TASK DESCRIPTION – Reproduce the entries exactly.

EXTRACTED INFORMATION –

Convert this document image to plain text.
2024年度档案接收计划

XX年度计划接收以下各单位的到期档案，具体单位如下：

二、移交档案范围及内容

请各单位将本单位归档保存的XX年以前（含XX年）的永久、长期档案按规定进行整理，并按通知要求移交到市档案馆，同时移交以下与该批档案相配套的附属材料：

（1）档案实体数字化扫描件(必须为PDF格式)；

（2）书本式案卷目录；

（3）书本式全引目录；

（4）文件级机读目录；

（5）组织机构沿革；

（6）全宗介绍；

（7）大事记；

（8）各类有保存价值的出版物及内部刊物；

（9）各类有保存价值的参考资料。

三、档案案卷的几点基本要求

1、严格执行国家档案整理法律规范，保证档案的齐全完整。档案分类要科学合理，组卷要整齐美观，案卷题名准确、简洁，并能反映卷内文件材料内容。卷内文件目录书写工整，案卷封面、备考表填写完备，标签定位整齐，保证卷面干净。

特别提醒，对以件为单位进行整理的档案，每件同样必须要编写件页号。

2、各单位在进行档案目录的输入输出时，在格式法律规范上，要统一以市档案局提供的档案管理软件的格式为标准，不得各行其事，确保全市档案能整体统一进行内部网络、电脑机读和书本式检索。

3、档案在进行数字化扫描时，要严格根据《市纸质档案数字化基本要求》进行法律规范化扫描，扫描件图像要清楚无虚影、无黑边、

EXPECTED OUTPUT –
Convert this document image to plain text.
2024年度档案接收计划

XX年度计划接收以下各单位的到期档案，具体单位如下：

二、移交档案范围及内容

请各单位将本单位归档保存的XX年以前（含XX年）的永久、长期档案按规定进行整理，并按通知要求移交到市档案馆，同时移交以下与该批档案相配套的附属材料：

（1）档案实体数字化扫描件(必须为PDF格式)；

（2）书本式案卷目录；

（3）书本式全引目录；

（4）文件级机读目录；

（5）组织机构沿革；

（6）全宗介绍；

（7）大事记；

（8）各类有保存价值的出版物及内部刊物；

（9）各类有保存价值的参考资料。

三、档案案卷的几点基本要求

1、严格执行国家档案整理法律规范，保证档案的齐全完整。档案分类要科学合理，组卷要整齐美观，案卷题名准确、简洁，并能反映卷内文件材料内容。卷内文件目录书写工整，案卷封面、备考表填写完备，标签定位整齐，保证卷面干净。

特别提醒，对以件为单位进行整理的档案，每件同样必须要编写件页号。

2、各单位在进行档案目录的输入输出时，在格式法律规范上，要统一以市档案局提供的档案管理软件的格式为标准，不得各行其事，确保全市档案能整体统一进行内部网络、电脑机读和书本式检索。

3、档案在进行数字化扫描时，要严格根据《市纸质档案数字化基本要求》进行法律规范化扫描，扫描件图像要清楚无虚影、无黑边、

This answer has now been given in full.